Requirements: Look through the lines below and state how many hold the word "chevron". Write only the number.

Stored records:
- - -
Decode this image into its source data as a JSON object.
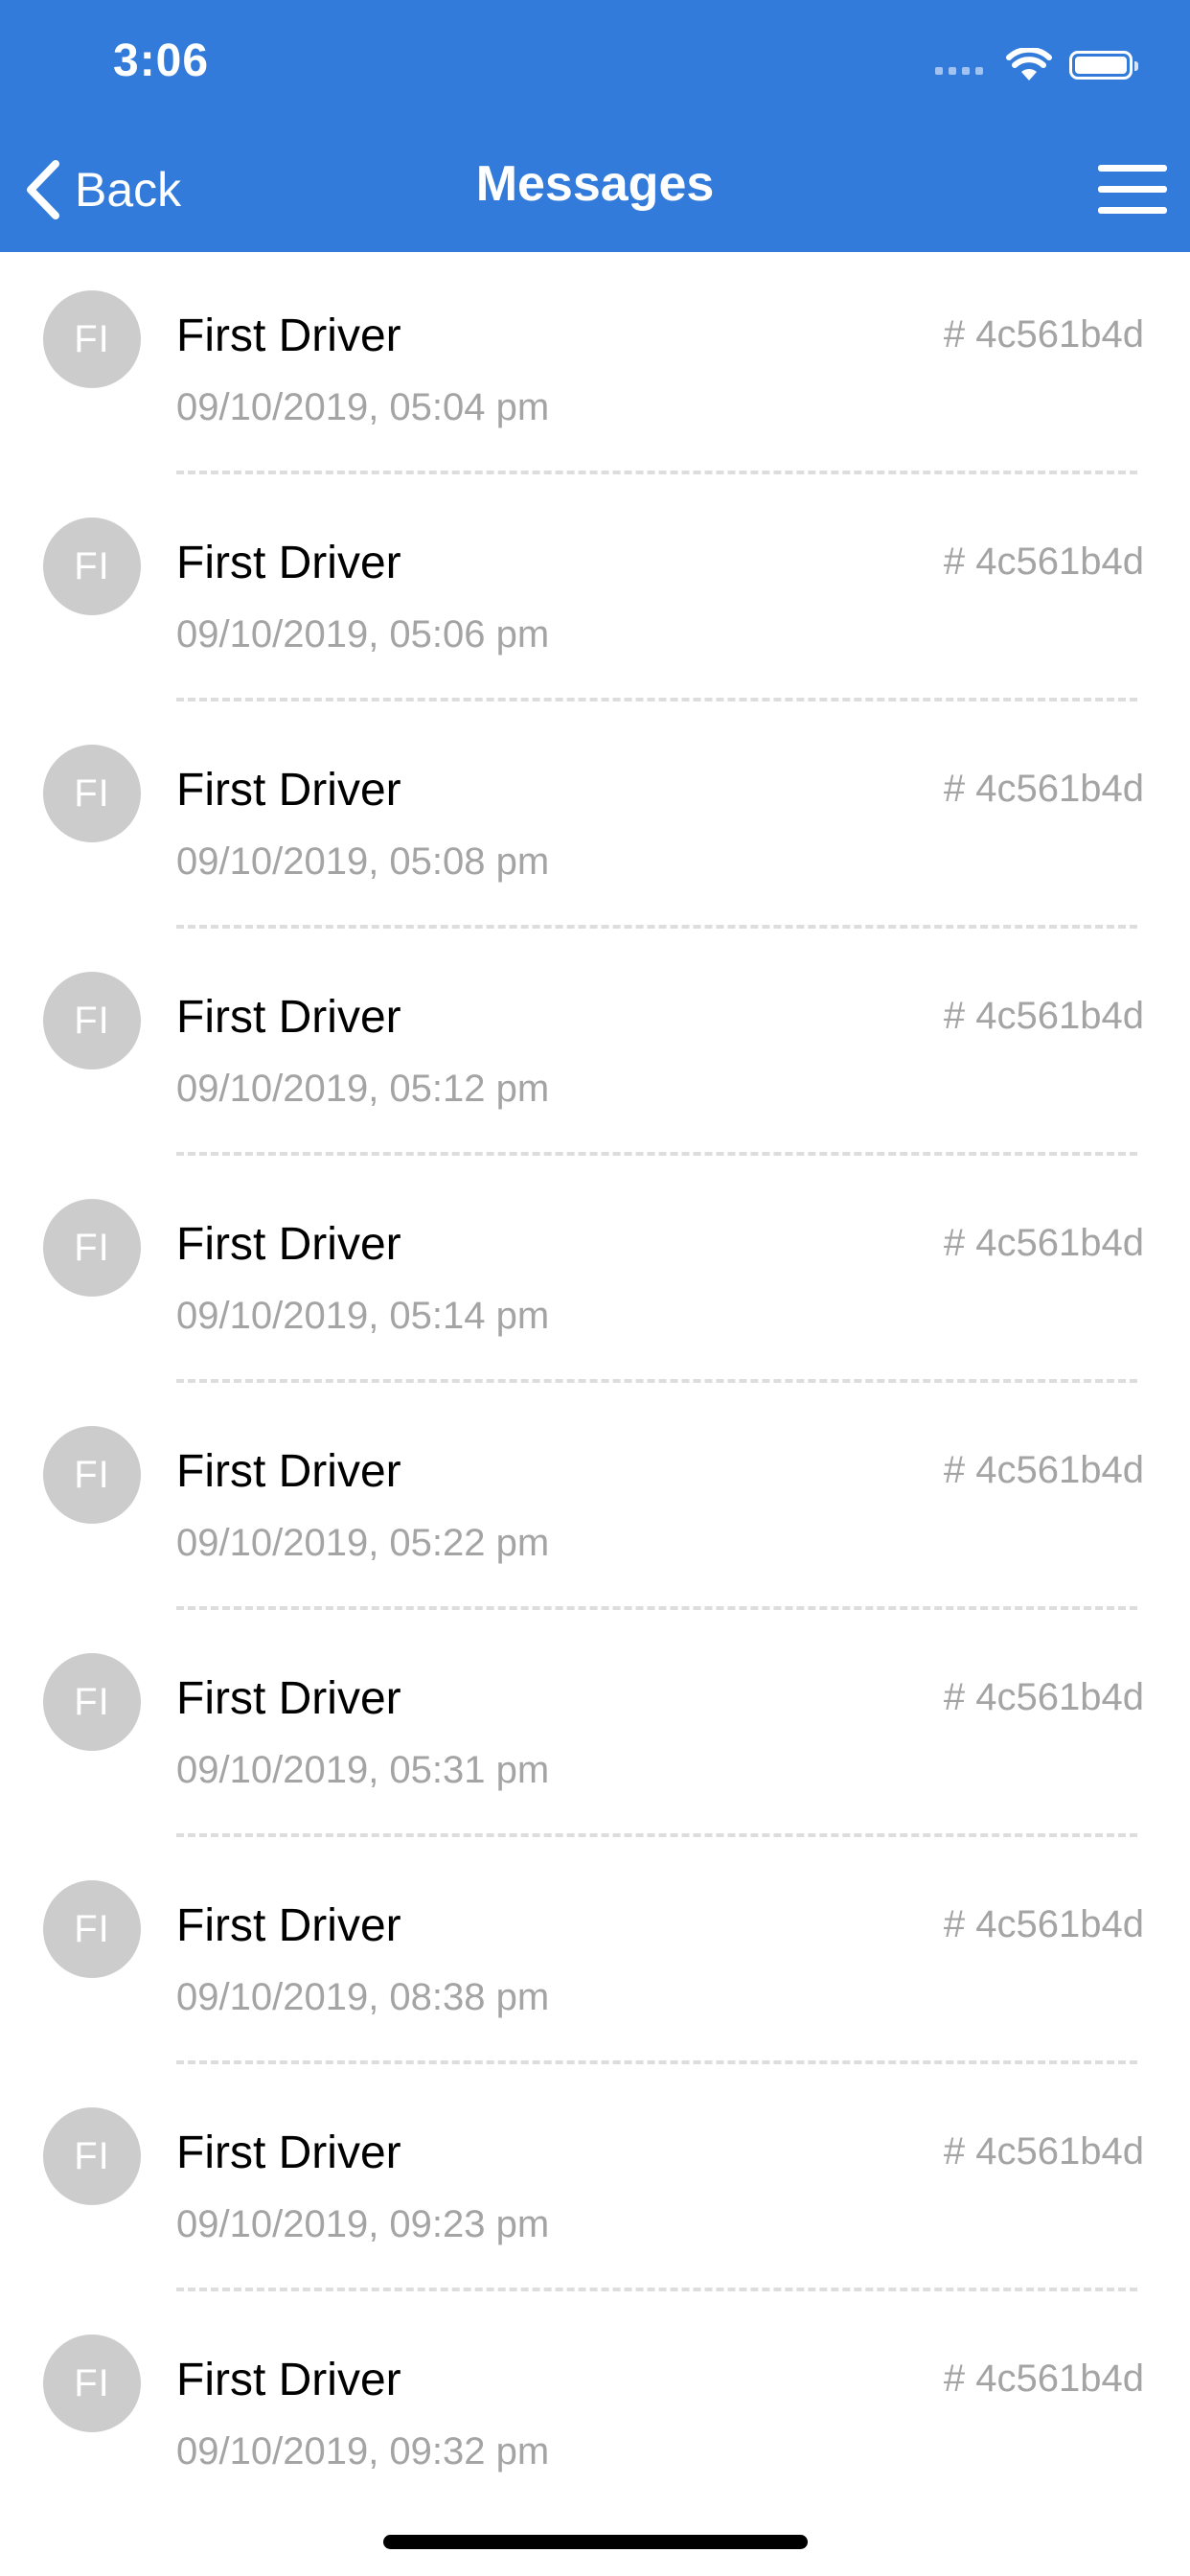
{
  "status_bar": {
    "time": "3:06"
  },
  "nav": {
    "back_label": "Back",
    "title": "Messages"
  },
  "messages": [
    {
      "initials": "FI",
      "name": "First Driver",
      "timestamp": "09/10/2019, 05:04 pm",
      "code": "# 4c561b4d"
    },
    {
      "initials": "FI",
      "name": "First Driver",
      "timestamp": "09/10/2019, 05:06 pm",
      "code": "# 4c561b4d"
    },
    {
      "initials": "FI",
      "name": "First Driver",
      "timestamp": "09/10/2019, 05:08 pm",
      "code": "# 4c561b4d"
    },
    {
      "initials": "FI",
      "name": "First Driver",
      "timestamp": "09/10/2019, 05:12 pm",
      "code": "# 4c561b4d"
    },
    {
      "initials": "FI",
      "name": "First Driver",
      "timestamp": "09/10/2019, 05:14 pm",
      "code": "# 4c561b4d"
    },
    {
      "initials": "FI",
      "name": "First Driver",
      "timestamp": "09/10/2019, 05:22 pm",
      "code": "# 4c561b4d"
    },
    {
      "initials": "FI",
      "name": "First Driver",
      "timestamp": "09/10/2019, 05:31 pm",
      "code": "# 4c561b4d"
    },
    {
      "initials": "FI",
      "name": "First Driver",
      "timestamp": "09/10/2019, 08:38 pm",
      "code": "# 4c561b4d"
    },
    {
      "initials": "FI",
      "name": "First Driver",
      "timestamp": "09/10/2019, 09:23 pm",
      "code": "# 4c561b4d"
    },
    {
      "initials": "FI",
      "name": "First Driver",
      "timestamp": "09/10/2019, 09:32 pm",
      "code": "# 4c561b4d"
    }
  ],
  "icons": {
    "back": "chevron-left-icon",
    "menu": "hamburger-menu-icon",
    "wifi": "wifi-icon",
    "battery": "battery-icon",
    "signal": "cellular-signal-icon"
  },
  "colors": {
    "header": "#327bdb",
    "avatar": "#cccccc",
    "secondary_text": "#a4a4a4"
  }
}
- - -
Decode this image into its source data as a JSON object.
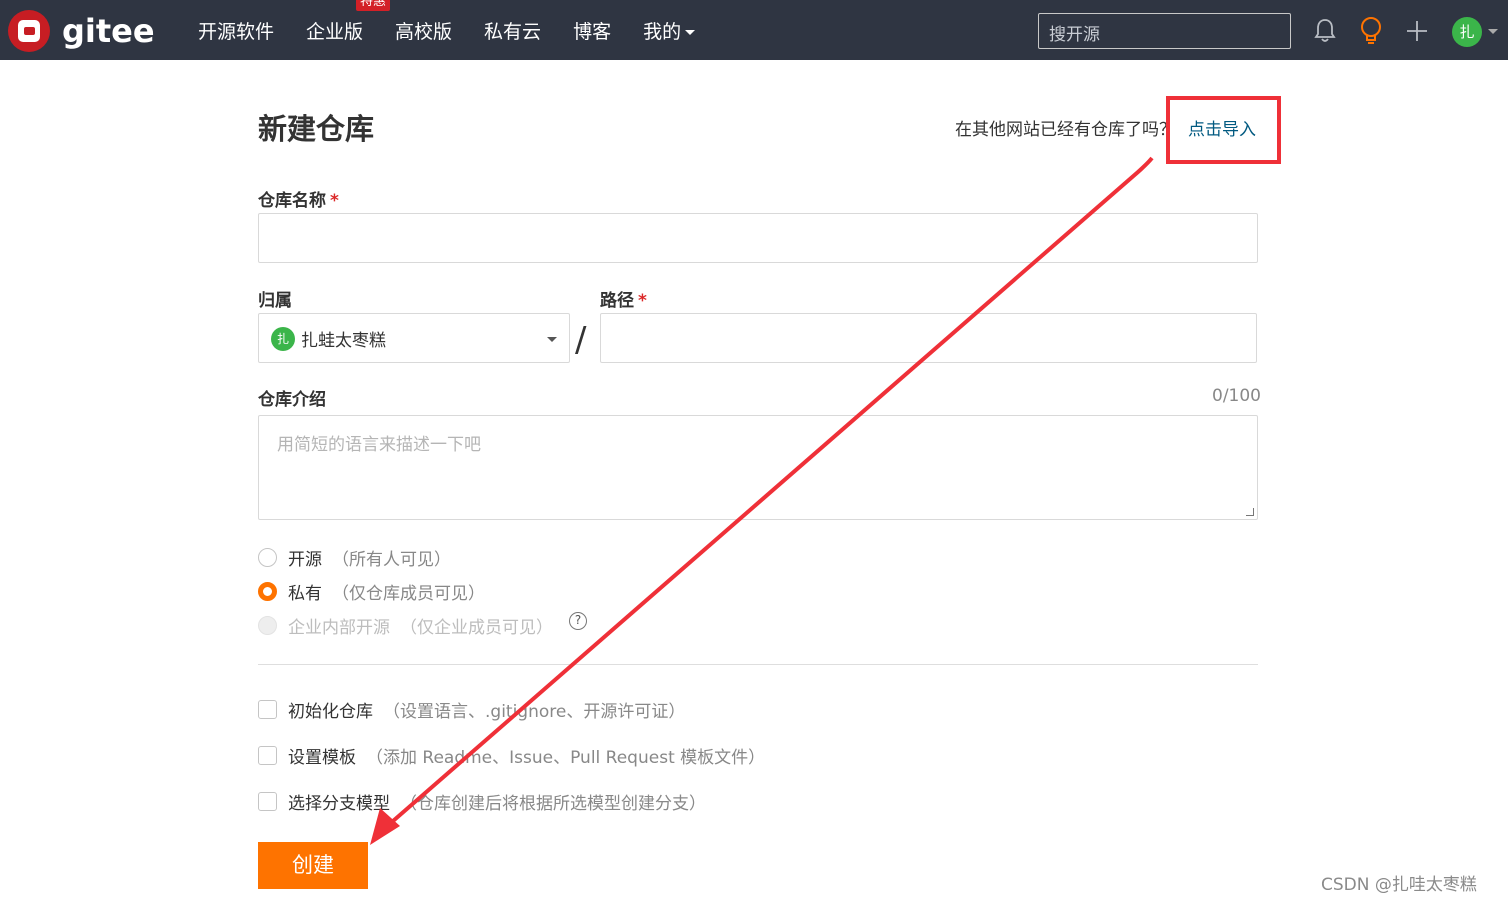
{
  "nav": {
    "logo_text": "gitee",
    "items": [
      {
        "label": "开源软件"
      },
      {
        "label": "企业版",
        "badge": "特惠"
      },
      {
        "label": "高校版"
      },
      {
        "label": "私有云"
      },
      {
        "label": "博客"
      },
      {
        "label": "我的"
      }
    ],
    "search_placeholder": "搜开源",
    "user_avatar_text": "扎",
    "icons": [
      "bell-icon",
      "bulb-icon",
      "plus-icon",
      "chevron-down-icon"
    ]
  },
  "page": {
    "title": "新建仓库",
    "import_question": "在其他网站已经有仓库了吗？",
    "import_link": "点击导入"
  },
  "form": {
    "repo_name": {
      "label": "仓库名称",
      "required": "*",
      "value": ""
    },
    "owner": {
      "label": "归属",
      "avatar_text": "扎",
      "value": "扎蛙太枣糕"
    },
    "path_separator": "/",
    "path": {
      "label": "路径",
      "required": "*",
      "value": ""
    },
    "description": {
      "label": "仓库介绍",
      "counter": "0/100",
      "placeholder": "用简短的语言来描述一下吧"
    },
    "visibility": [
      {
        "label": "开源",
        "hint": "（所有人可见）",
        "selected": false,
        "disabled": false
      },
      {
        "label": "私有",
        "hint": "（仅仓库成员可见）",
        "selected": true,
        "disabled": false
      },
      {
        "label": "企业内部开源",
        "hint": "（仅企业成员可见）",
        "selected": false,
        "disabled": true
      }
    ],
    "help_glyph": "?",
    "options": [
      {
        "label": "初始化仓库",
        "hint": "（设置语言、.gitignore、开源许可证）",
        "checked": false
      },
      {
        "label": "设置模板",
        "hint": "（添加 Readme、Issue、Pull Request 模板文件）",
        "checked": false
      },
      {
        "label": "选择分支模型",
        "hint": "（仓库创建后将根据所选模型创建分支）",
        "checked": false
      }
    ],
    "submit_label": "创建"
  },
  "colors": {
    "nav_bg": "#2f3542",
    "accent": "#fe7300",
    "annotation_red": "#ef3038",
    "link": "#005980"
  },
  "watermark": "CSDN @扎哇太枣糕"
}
- - -
Task solution: 2